# Problem to work on:
Set down every entry again word for word, please, but skip the pictures.

# Data supplied:
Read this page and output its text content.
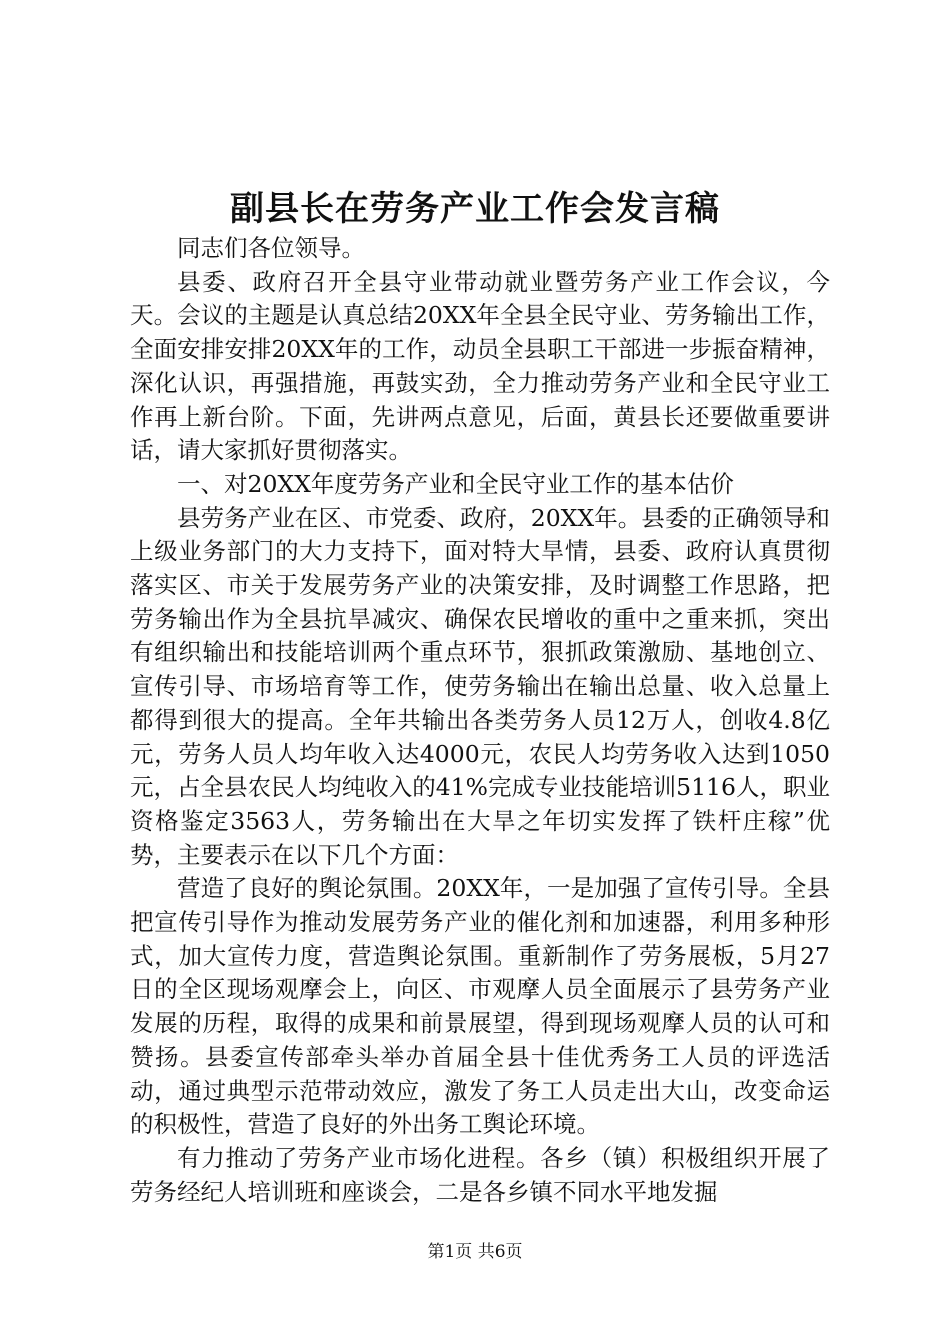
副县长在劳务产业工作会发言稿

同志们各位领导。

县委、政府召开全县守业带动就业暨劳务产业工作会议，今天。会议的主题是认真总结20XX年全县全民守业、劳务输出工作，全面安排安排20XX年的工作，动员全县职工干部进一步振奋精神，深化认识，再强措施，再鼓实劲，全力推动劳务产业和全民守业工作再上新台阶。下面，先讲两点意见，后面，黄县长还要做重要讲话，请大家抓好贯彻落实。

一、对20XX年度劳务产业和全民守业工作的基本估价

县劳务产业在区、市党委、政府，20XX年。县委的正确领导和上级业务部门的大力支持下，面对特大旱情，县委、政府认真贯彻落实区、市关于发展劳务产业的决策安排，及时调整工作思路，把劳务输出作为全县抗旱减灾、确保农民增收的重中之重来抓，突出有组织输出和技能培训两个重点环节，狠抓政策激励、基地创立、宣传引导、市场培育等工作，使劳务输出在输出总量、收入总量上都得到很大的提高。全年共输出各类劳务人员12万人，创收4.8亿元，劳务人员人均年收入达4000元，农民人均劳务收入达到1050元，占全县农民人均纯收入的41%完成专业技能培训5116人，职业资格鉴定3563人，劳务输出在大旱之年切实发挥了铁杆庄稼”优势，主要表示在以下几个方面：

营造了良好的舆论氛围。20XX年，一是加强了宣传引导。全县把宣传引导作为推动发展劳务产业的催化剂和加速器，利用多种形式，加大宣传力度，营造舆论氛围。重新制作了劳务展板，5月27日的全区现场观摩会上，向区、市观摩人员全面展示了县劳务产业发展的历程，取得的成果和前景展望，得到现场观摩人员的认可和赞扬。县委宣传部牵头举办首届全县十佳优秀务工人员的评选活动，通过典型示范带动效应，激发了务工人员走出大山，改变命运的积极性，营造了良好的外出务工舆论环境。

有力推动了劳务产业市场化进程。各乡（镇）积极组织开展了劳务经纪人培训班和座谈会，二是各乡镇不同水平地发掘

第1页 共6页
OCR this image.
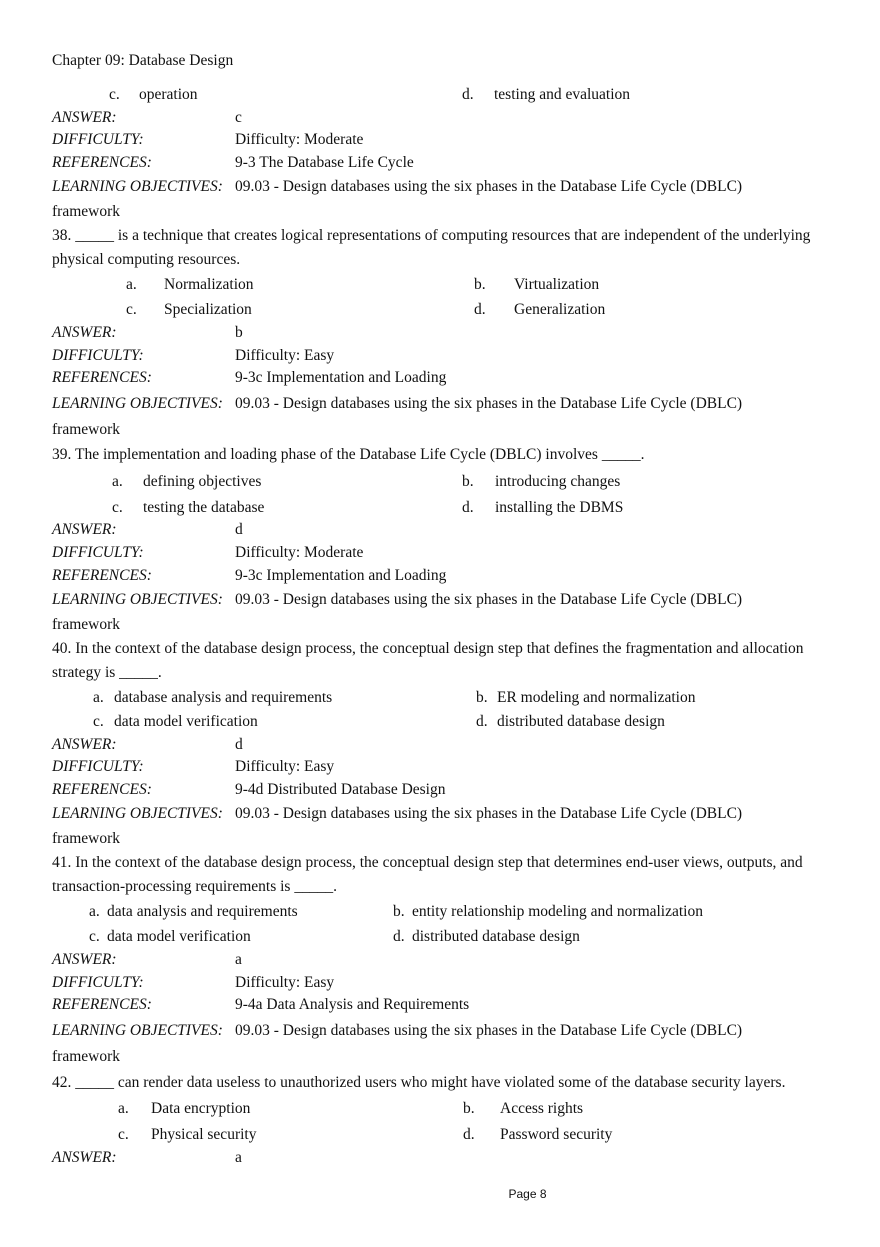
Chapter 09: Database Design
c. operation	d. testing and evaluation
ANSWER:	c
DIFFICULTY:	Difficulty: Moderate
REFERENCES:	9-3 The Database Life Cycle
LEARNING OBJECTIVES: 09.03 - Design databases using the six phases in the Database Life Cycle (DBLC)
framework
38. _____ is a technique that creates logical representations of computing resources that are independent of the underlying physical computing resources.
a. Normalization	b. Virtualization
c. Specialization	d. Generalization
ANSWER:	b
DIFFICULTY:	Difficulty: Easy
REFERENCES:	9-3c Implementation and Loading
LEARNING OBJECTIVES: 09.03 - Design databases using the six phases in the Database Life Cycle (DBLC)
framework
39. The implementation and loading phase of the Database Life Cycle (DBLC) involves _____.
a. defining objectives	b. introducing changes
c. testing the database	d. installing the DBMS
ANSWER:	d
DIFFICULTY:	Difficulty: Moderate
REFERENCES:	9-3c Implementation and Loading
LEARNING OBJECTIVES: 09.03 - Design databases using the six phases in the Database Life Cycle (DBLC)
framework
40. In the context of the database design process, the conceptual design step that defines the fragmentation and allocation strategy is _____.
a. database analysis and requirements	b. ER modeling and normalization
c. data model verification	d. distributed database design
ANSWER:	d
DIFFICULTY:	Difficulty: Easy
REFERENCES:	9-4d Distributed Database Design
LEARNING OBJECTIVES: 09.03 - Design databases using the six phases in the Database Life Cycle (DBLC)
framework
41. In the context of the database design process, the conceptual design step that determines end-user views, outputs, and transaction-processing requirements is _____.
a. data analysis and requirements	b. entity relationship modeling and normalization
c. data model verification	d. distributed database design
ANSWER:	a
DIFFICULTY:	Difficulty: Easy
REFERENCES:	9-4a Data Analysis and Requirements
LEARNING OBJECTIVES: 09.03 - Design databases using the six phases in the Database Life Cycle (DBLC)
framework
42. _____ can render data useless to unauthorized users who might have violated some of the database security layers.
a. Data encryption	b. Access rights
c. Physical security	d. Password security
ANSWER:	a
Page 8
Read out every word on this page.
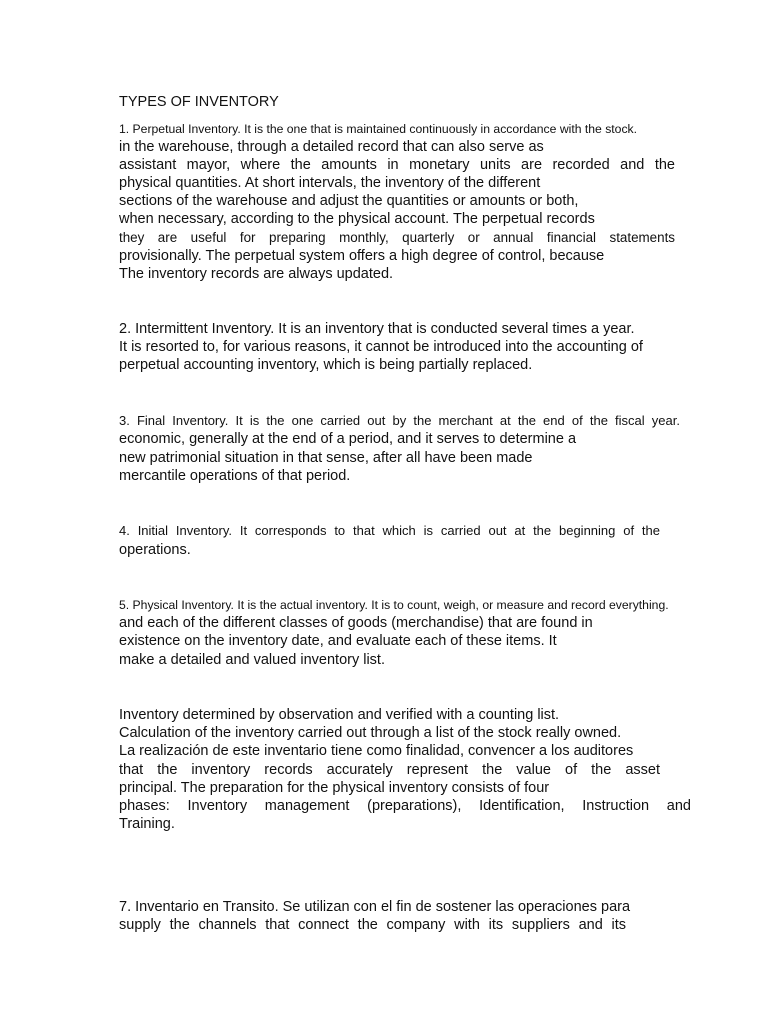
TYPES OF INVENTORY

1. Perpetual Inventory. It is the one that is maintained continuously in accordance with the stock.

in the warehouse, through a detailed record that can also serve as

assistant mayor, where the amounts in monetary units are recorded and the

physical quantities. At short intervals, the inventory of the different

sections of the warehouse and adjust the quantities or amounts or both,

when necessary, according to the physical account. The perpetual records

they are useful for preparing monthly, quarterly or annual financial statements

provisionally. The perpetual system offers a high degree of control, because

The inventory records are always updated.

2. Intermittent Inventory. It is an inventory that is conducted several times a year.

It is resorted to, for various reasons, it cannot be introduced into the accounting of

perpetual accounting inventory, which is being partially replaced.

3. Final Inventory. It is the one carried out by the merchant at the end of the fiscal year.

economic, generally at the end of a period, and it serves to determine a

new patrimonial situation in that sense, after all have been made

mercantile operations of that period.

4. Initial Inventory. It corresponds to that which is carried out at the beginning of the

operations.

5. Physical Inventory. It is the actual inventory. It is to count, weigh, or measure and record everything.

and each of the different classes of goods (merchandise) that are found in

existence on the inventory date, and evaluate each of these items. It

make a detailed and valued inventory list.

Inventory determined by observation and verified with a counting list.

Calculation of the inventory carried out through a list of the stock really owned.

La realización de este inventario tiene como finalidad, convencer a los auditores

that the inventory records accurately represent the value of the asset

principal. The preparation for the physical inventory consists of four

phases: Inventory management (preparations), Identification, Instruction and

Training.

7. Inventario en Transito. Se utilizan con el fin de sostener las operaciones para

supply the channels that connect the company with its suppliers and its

# Task result:
Read this page and output its text content.
副县长在劳务产业工作会发言稿

同志们各位领导。

县委、政府召开全县守业带动就业暨劳务产业工作会议，今天。会议的主题是认真总结20XX年全县全民守业、劳务输出工作，全面安排安排20XX年的工作，动员全县职工干部进一步振奋精神，深化认识，再强措施，再鼓实劲，全力推动劳务产业和全民守业工作再上新台阶。下面，先讲两点意见，后面，黄县长还要做重要讲话，请大家抓好贯彻落实。

一、对20XX年度劳务产业和全民守业工作的基本估价

县劳务产业在区、市党委、政府，20XX年。县委的正确领导和上级业务部门的大力支持下，面对特大旱情，县委、政府认真贯彻落实区、市关于发展劳务产业的决策安排，及时调整工作思路，把劳务输出作为全县抗旱减灾、确保农民增收的重中之重来抓，突出有组织输出和技能培训两个重点环节，狠抓政策激励、基地创立、宣传引导、市场培育等工作，使劳务输出在输出总量、收入总量上都得到很大的提高。全年共输出各类劳务人员12万人，创收4.8亿元，劳务人员人均年收入达4000元，农民人均劳务收入达到1050元，占全县农民人均纯收入的41%完成专业技能培训5116人，职业资格鉴定3563人，劳务输出在大旱之年切实发挥了铁杆庄稼”优势，主要表示在以下几个方面：

营造了良好的舆论氛围。20XX年，一是加强了宣传引导。全县把宣传引导作为推动发展劳务产业的催化剂和加速器，利用多种形式，加大宣传力度，营造舆论氛围。重新制作了劳务展板，5月27日的全区现场观摩会上，向区、市观摩人员全面展示了县劳务产业发展的历程，取得的成果和前景展望，得到现场观摩人员的认可和赞扬。县委宣传部牵头举办首届全县十佳优秀务工人员的评选活动，通过典型示范带动效应，激发了务工人员走出大山，改变命运的积极性，营造了良好的外出务工舆论环境。

有力推动了劳务产业市场化进程。各乡（镇）积极组织开展了劳务经纪人培训班和座谈会，二是各乡镇不同水平地发掘

第1页 共6页
OCR this image.
Chapter 09: Database Design
c. operation	d. testing and evaluation
ANSWER:	c
DIFFICULTY:	Difficulty: Moderate
REFERENCES:	9-3 The Database Life Cycle
LEARNING OBJECTIVES: 09.03 - Design databases using the six phases in the Database Life Cycle (DBLC)
framework
38. _____ is a technique that creates logical representations of computing resources that are independent of the underlying physical computing resources.
a. Normalization	b. Virtualization
c. Specialization	d. Generalization
ANSWER:	b
DIFFICULTY:	Difficulty: Easy
REFERENCES:	9-3c Implementation and Loading
LEARNING OBJECTIVES: 09.03 - Design databases using the six phases in the Database Life Cycle (DBLC)
framework
39. The implementation and loading phase of the Database Life Cycle (DBLC) involves _____.
a. defining objectives	b. introducing changes
c. testing the database	d. installing the DBMS
ANSWER:	d
DIFFICULTY:	Difficulty: Moderate
REFERENCES:	9-3c Implementation and Loading
LEARNING OBJECTIVES: 09.03 - Design databases using the six phases in the Database Life Cycle (DBLC)
framework
40. In the context of the database design process, the conceptual design step that defines the fragmentation and allocation strategy is _____.
a. database analysis and requirements	b. ER modeling and normalization
c. data model verification	d. distributed database design
ANSWER:	d
DIFFICULTY:	Difficulty: Easy
REFERENCES:	9-4d Distributed Database Design
LEARNING OBJECTIVES: 09.03 - Design databases using the six phases in the Database Life Cycle (DBLC)
framework
41. In the context of the database design process, the conceptual design step that determines end-user views, outputs, and transaction-processing requirements is _____.
a. data analysis and requirements	b. entity relationship modeling and normalization
c. data model verification	d. distributed database design
ANSWER:	a
DIFFICULTY:	Difficulty: Easy
REFERENCES:	9-4a Data Analysis and Requirements
LEARNING OBJECTIVES: 09.03 - Design databases using the six phases in the Database Life Cycle (DBLC)
framework
42. _____ can render data useless to unauthorized users who might have violated some of the database security layers.
a. Data encryption	b. Access rights
c. Physical security	d. Password security
ANSWER:	a
Page 8
Read out every word on this page.
TYPES OF INVENTORY

1. Perpetual Inventory. It is the one that is maintained continuously in accordance with the stock.

in the warehouse, through a detailed record that can also serve as

assistant mayor, where the amounts in monetary units are recorded and the

physical quantities. At short intervals, the inventory of the different

sections of the warehouse and adjust the quantities or amounts or both,

when necessary, according to the physical account. The perpetual records

they are useful for preparing monthly, quarterly or annual financial statements

provisionally. The perpetual system offers a high degree of control, because

The inventory records are always updated.

2. Intermittent Inventory. It is an inventory that is conducted several times a year.

It is resorted to, for various reasons, it cannot be introduced into the accounting of

perpetual accounting inventory, which is being partially replaced.

3. Final Inventory. It is the one carried out by the merchant at the end of the fiscal year.

economic, generally at the end of a period, and it serves to determine a

new patrimonial situation in that sense, after all have been made

mercantile operations of that period.

4. Initial Inventory. It corresponds to that which is carried out at the beginning of the

operations.

5. Physical Inventory. It is the actual inventory. It is to count, weigh, or measure and record everything.

and each of the different classes of goods (merchandise) that are found in

existence on the inventory date, and evaluate each of these items. It

make a detailed and valued inventory list.

Inventory determined by observation and verified with a counting list.

Calculation of the inventory carried out through a list of the stock really owned.

La realización de este inventario tiene como finalidad, convencer a los auditores

that the inventory records accurately represent the value of the asset

principal. The preparation for the physical inventory consists of four

phases: Inventory management (preparations), Identification, Instruction and

Training.

7. Inventario en Transito. Se utilizan con el fin de sostener las operaciones para

supply the channels that connect the company with its suppliers and its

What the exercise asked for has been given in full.